_What is needed_: State how many lines hold the string "İBRAHİM". Give the number and nothing else.

··· Listed entries

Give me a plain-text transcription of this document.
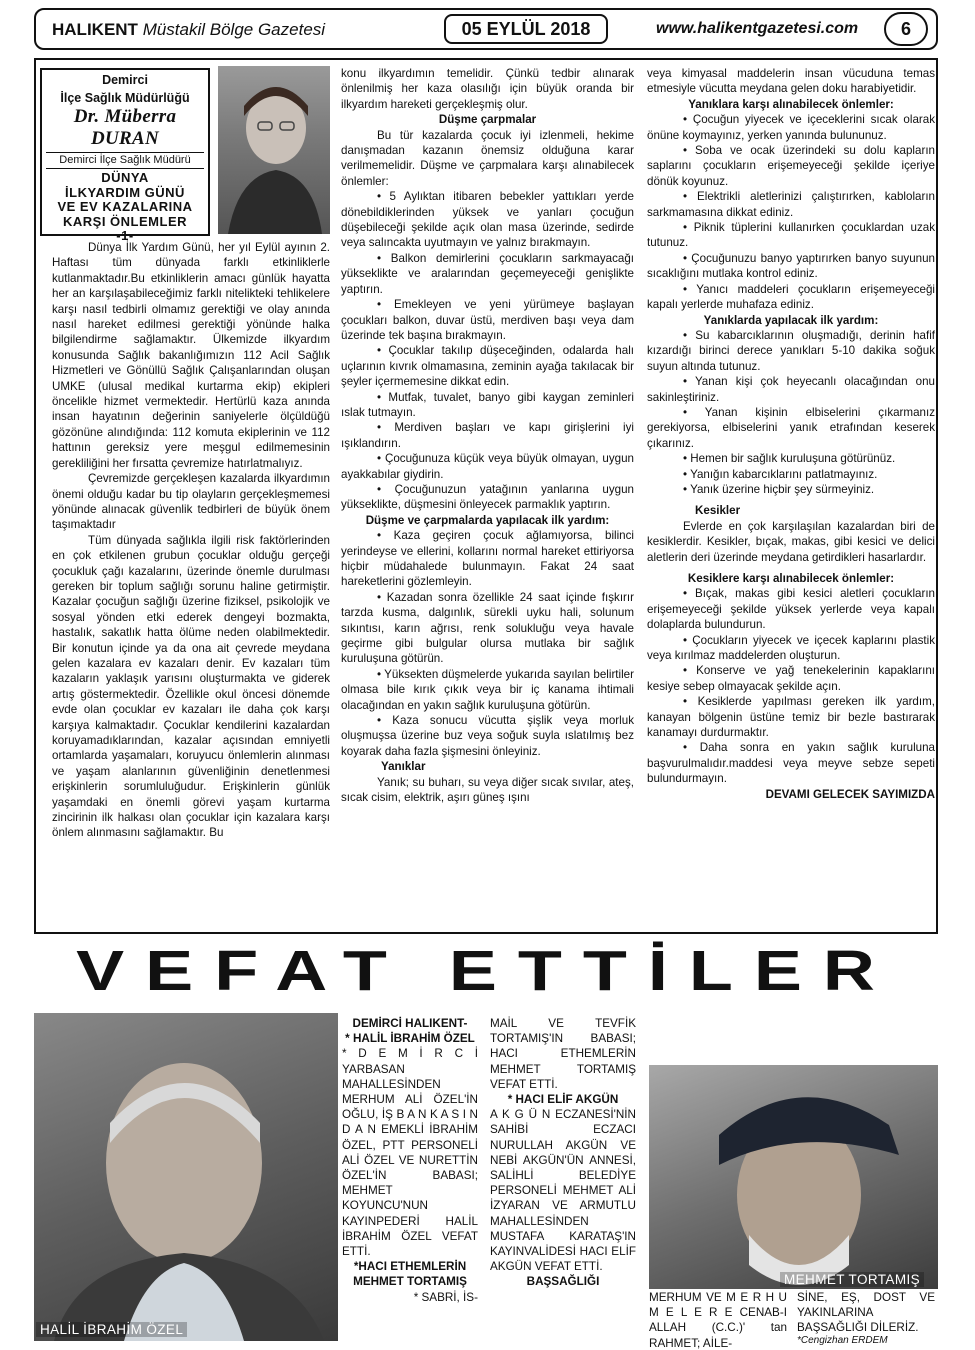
HALIKENT Müstakil Bölge Gazetesi	05 EYLÜL 2018	www.halikentgazetesi.com	6
Demirci
İlçe Sağlık Müdürlüğü
Dr. Müberra DURAN
Demirci İlçe Sağlık Müdürü
DÜNYA
İLKYARDIM GÜNÜ
VE EV KAZALARINA
KARŞI ÖNLEMLER
-1-

Dünya İlk Yardım Günü, her yıl Eylül ayının 2. Haftası tüm dünyada farklı etkinliklerle kutlanmaktadır.Bu etkinliklerin amacı günlük hayatta her an karşılaşabileceğimiz farklı nitelikteki tehlikelere karşı nasıl tedbirli olmamız gerektiği ve olay anında nasıl hareket edilmesi gerektiği yönünde halka bilgilendirme sağlamaktır. Ülkemizde ilkyardım konusunda Sağlık bakanlığımızın 112 Acil Sağlık Hizmetleri ve Gönüllü Sağlık Çalışanlarından oluşan UMKE (ulusal medikal kurtarma ekip) ekipleri öncelikle hizmet vermektedir. Hertürlü kaza anında insan hayatının değerinin saniyelerle ölçüldüğü gözönüne alındığında: 112 komuta ekiplerinin ve 112 hattının gereksiz yere meşgul edilmemesinin gerekliliğini her fırsatta çevremize hatırlatmalıyız.

Çevremizde gerçekleşen kazalarda ilkyardımın önemi olduğu kadar bu tip olayların gerçekleşmemesi yönünde alınacak güvenlik tedbirleri de büyük önem taşımaktadır

Tüm dünyada sağlıkla ilgili risk faktörlerinden en çok etkilenen grubun çocuklar olduğu gerçeği çocukluk çağı kazalarını, üzerinde önemle durulması gereken bir toplum sağlığı sorunu haline getirmiştir. Kazalar çocuğun sağlığı üzerine fiziksel, psikolojik ve sosyal yönden etki ederek dengeyi bozmakta, hastalık, sakatlık hatta ölüme neden olabilmektedir. Bir konutun içinde ya da ona ait çevrede meydana gelen kazalara ev kazaları denir. Ev kazaları tüm kazaların yaklaşık yarısını oluşturmakta ve giderek artış göstermektedir. Özellikle okul öncesi dönemde evde olan çocuklar ev kazaları ile daha çok karşı karşıya kalmaktadır. Çocuklar kendilerini kazalardan koruyamadıklarından, kazalar açısından emniyetli ortamlarda yaşamaları, koruyucu önlemlerin alınması ve yaşam alanlarının güvenliğinin denetlenmesi erişkinlerin sorumluluğudur. Erişkinlerin günlük yaşamdaki en önemli görevi yaşam kurtarma zincirinin ilk halkası olan çocuklar için kazalara karşı önlem alınmasını sağlamaktır. Bu

konu ilkyardımın temelidir. Çünkü tedbir alınarak önlenilmiş her kaza olasılığı için büyük oranda bir ilkyardım hareketi gerçekleşmiş olur.

Düşme çarpmalar

Bu tür kazalarda çocuk iyi izlenmeli, hekime danışmadan kazanın önemsiz olduğuna karar verilmemelidir. Düşme ve çarpmalara karşı alınabilecek önlemler:

• 5 Aylıktan itibaren bebekler yattıkları yerde dönebildiklerinden yüksek ve yanları çocuğun düşebileceği şekilde açık olan masa üzerinde, sedirde veya salıncakta uyutmayın ve yalnız bırakmayın.

• Balkon demirlerini çocukların sarkmayacağı yükseklikte ve aralarından geçemeyeceği genişlikte yaptırın.

• Emekleyen ve yeni yürümeye başlayan çocukları balkon, duvar üstü, merdiven başı veya dam üzerinde tek başına bırakmayın.

• Çocuklar takılıp düşeceğinden, odalarda halı uçlarının kıvrık olmamasına, zeminin ayağa takılacak bir şeyler içermemesine dikkat edin.

• Mutfak, tuvalet, banyo gibi kaygan zeminleri ıslak tutmayın.

• Merdiven başları ve kapı girişlerini iyi ışıklandırın.

• Çocuğunuza küçük veya büyük olmayan, uygun ayakkabılar giydirin.

• Çocuğunuzun yatağının yanlarına uygun yükseklikte, düşmesini önleyecek parmaklık yaptırın.

Düşme ve çarpmalarda yapılacak ilk yardım:

• Kaza geçiren çocuk ağlamıyorsa, bilinci yerindeyse ve ellerini, kollarını normal hareket ettiriyorsa hiçbir müdahalede bulunmayın. Fakat 24 saat hareketlerini gözlemleyin.

• Kazadan sonra özellikle 24 saat içinde fışkırır tarzda kusma, dalgınlık, sürekli uyku hali, solunum sıkıntısı, karın ağrısı, renk solukluğu veya havale geçirme gibi bulgular olursa mutlaka bir sağlık kuruluşuna götürün.

• Yüksekten düşmelerde yukarıda sayılan belirtiler olmasa bile kırık çıkık veya bir iç kanama ihtimali olacağından en yakın sağlık kuruluşuna götürün.

• Kaza sonucu vücutta şişlik veya morluk oluşmuşsa üzerine buz veya soğuk suyla ıslatılmış bez koyarak daha fazla şişmesini önleyiniz.

Yanıklar

Yanık; su buharı, su veya diğer sıcak sıvılar, ateş, sıcak cisim, elektrik, aşırı güneş ışını

veya kimyasal maddelerin insan vücuduna temas etmesiyle vücutta meydana gelen doku harabiyetidir.

Yanıklara karşı alınabilecek önlemler:

• Çocuğun yiyecek ve içeceklerini sıcak olarak önüne koymayınız, yerken yanında bulununuz.

• Soba ve ocak üzerindeki su dolu kapların saplarını çocukların erişemeyeceği şekilde içeriye dönük koyunuz.

• Elektrikli aletlerinizi çalıştırırken, kabloların sarkmamasına dikkat ediniz.

• Piknik tüplerini kullanırken çocuklardan uzak tutunuz.

• Çocuğunuzu banyo yaptırırken banyo suyunun sıcaklığını mutlaka kontrol ediniz.

• Yanıcı maddeleri çocukların erişemeyeceği kapalı yerlerde muhafaza ediniz.

Yanıklarda yapılacak ilk yardım:

• Su kabarcıklarının oluşmadığı, derinin hafif kızardığı birinci derece yanıkları 5-10 dakika soğuk suyun altında tutunuz.

• Yanan kişi çok heyecanlı olacağından onu sakinleştiriniz.

• Yanan kişinin elbiselerini çıkarmanız gerekiyorsa, elbiselerini yanık etrafından keserek çıkarınız.

• Hemen bir sağlık kuruluşuna götürünüz.

• Yanığın kabarcıklarını patlatmayınız.

• Yanık üzerine hiçbir şey sürmeyiniz.

Kesikler

Evlerde en çok karşılaşılan kazalardan biri de kesiklerdir. Kesikler, bıçak, makas, gibi kesici ve delici aletlerin deri üzerinde meydana getirdikleri hasarlardır.

Kesiklere karşı alınabilecek önlemler:

• Bıçak, makas gibi kesici aletleri çocukların erişemeyeceği şekilde yüksek yerlerde veya kapalı dolaplarda bulundurun.

• Çocukların yiyecek ve içecek kaplarını plastik veya kırılmaz maddelerden oluşturun.

• Konserve ve yağ tenekelerinin kapaklarını kesiye sebep olmayacak şekilde açın.

• Kesiklerde yapılması gereken ilk yardım, kanayan bölgenin üstüne temiz bir bezle bastırarak kanamayı durdurmaktır.

• Daha sonra en yakın sağlık kuruluna başvurulmalıdır.maddesi veya meyve sebze sepeti bulundurmayın.

DEVAMI GELECEK SAYIMIZDA

VEFAT ETTİLER
HALİL İBRAHİM ÖZEL
MEHMET TORTAMIŞ

DEMİRCİ HALIKENT-

* HALİL İBRAHİM ÖZEL

* D E M İ R C İ YARBASAN MAHALLESİNDEN MERHUM ALİ ÖZEL'İN OĞLU, İŞ B A N K A S I N D A N EMEKLİ İBRAHİM ÖZEL, PTT PERSONELİ ALİ ÖZEL VE NURETTİN ÖZEL'İN BABASI; MEHMET KOYUNCU'NUN KAYINPEDERİ HALİL İBRAHİM ÖZEL VEFAT ETTİ.

*HACI ETHEMLERİN MEHMET TORTAMIŞ

* SABRİ, İS-

MAİL VE TEVFİK TORTAMIŞ'IN BABASI; HACI ETHEMLERİN MEHMET TORTAMIŞ VEFAT ETTİ.

* HACI ELİF AKGÜN

A K G Ü N ECZANESİ'NİN SAHİBİ ECZACI NURULLAH AKGÜN VE NEBİ AKGÜN'ÜN ANNESİ, SALİHLİ BELEDİYE PERSONELİ MEHMET ALİ İZYARAN VE ARMUTLU MAHALLESİNDEN MUSTAFA KARATAŞ'IN KAYINVALİDESİ HACI ELİF AKGÜN VEFAT ETTİ.

BAŞSAĞLIĞI

MERHUM VE M E R H U M E L E R E CENAB-I ALLAH (C.C.)' tan RAHMET; AİLE-
SİNE, EŞ, DOST VE YAKINLARINA BAŞSAĞLIĞI DİLERİZ.
*Cengizhan ERDEM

······

_Task result_: 3